* Stored data:
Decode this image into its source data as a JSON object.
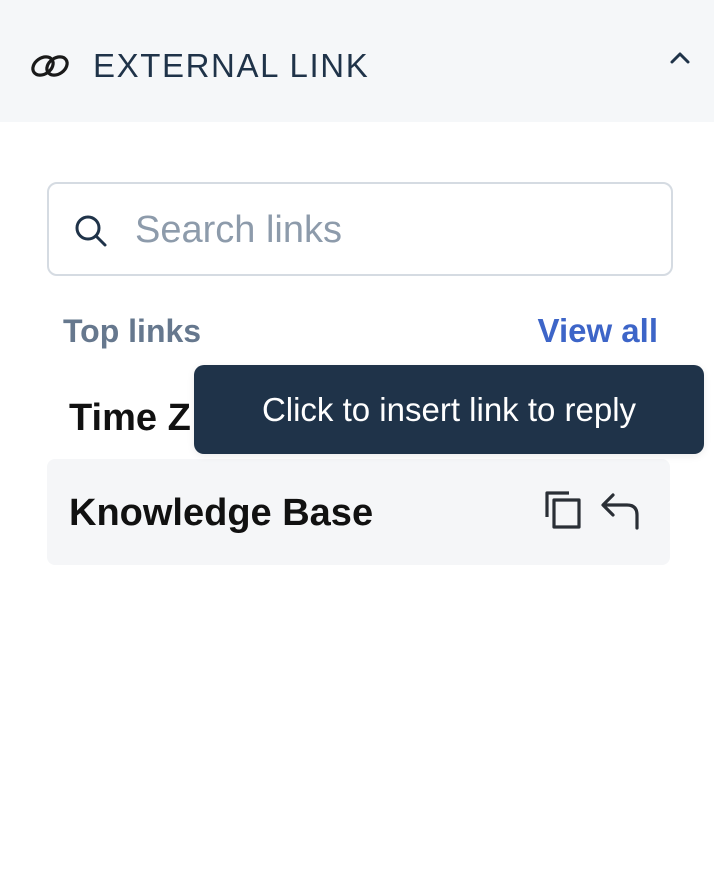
{
  "header": {
    "title": "EXTERNAL LINK",
    "icon": "link-icon",
    "collapse_icon": "chevron-up-icon"
  },
  "search": {
    "placeholder": "Search links",
    "value": "",
    "icon": "search-icon"
  },
  "top_links": {
    "label": "Top links",
    "view_all_label": "View all",
    "items": [
      {
        "label": "Time Z"
      },
      {
        "label": "Knowledge Base",
        "actions": [
          "copy-icon",
          "reply-icon"
        ]
      }
    ]
  },
  "tooltip": {
    "text": "Click to insert link to reply"
  },
  "colors": {
    "header_bg": "#f5f7f9",
    "header_text": "#1f3349",
    "accent": "#3d65c8",
    "muted_label": "#66788e",
    "tooltip_bg": "#1f3349",
    "hover_row_bg": "#f5f6f8",
    "search_border": "#d5dbe2"
  }
}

* WHAT TO DO:
Using the data above, write out every line exactly, leaving the images behind.

* RESULT FOR THIS TASK:
Decode this image into its source data as a JSON object.
{
  "header": {
    "title": "EXTERNAL LINK",
    "icon": "link-icon",
    "collapse_icon": "chevron-up-icon"
  },
  "search": {
    "placeholder": "Search links",
    "value": "",
    "icon": "search-icon"
  },
  "top_links": {
    "label": "Top links",
    "view_all_label": "View all",
    "items": [
      {
        "label": "Time Z"
      },
      {
        "label": "Knowledge Base",
        "actions": [
          "copy-icon",
          "reply-icon"
        ]
      }
    ]
  },
  "tooltip": {
    "text": "Click to insert link to reply"
  },
  "colors": {
    "header_bg": "#f5f7f9",
    "header_text": "#1f3349",
    "accent": "#3d65c8",
    "muted_label": "#66788e",
    "tooltip_bg": "#1f3349",
    "hover_row_bg": "#f5f6f8",
    "search_border": "#d5dbe2"
  }
}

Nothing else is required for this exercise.